Gli obiettivi definiti erano
sostanzialmente due:
1) ridurre al minimo e, se possibile
eliminare le situazioni di emarginazione esistenti nei
settori del lavoro, delle pensioni, della sanità, della casa, della scuola,
dello sport, del tempo libero, ecc.;
2) intervenire nel modo più adeguato
nei confronti delle persone emarginate in modo da
favorire il loro reinserimento sociale. Nei casi in cui ciò non fosse stato possibile, si concordava sulla necessità di
assicurare idonei interventi di assistenza sociale alle persone non in grado
di provvedere a se stesse da sole o con l'aiuto di un familiare.
Per quanto riguarda gli strumenti, a
seguito del convegno suddetto, era stato costituito un collettivo intersindacale
e interassociativo. Circa il lavoro svolto, si veda il quaderno dei Comitati
regionali del Piemonte CGIL, CISL, UIL, «Esperienze
di lavoro e di lotta sui problemi dell'assistenza»
che raccoglie la documentazione relativa al periodo settembre 1971 - maggio
1972.
Nel 1975, subito dopo le elezioni amministrative, i sindacati scioglievano il collettivo,
senza peraltro mai comunicarne i motivi a coloro che, come il sottoscritto, vi
lavoravano (gratis si intende).
Da quel momento non vi sono più
state né elaborazioni né lotte decise e attuate in comune fra sindacati e
movimenti di base: solo in ben specifiche occasioni ci sono stati incontri e
iniziative concordate.

+ + + +

» PROBLEMA DA RISOLVERE
Quali sono tutti i settori che il brano sull'emarginazione nomina come ambiti in cui ridurre al minimo o eliminare le situazioni di emarginazione esistenti?

» Righe estratte
+ + + +

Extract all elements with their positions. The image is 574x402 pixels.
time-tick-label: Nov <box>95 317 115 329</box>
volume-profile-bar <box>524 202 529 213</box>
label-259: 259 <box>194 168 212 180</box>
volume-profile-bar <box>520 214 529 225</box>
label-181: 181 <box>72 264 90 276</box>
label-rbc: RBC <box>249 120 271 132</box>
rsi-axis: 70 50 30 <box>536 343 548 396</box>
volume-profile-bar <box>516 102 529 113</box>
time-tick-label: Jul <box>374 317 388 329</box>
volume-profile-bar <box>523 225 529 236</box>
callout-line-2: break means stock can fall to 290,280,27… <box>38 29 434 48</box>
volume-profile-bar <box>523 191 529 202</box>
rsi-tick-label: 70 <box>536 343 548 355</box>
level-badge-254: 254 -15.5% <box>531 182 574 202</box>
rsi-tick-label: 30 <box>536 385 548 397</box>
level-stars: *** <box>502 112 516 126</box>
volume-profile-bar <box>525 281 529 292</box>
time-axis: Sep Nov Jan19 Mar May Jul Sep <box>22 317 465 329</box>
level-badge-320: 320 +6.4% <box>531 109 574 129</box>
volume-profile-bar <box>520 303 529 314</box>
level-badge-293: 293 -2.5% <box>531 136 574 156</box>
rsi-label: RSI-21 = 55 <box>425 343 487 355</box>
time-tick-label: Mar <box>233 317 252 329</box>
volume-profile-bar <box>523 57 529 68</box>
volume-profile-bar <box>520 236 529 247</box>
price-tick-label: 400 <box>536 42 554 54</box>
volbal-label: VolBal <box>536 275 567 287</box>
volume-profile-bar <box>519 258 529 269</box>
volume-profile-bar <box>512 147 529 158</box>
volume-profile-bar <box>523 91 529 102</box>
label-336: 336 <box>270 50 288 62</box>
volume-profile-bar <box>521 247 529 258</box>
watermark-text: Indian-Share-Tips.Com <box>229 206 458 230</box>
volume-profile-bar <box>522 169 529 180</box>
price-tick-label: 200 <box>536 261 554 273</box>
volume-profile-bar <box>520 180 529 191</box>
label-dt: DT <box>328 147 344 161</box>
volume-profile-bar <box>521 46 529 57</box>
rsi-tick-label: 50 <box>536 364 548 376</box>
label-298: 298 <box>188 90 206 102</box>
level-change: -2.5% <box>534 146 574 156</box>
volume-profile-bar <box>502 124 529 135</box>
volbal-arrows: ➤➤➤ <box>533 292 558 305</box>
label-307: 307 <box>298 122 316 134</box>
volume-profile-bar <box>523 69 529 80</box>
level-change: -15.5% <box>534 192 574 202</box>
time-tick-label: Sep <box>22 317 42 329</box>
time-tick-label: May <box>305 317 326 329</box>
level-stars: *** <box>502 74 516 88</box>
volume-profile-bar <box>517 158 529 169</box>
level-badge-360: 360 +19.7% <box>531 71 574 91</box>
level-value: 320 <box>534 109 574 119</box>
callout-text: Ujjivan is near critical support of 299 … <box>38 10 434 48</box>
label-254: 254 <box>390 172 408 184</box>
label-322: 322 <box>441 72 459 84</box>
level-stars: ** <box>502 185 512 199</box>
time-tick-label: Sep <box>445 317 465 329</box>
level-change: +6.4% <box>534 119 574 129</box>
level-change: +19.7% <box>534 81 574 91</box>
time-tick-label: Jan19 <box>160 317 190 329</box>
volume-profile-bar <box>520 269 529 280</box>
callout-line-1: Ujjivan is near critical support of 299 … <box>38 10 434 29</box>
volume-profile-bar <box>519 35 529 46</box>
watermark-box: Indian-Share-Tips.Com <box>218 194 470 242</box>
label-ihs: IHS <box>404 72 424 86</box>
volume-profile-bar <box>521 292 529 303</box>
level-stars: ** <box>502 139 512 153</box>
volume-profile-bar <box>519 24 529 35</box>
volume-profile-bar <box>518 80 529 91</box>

+ + + +

» SOLUZIONE
Lavoro, pensioni, sanità, casa, scuola, sport, tempo libero.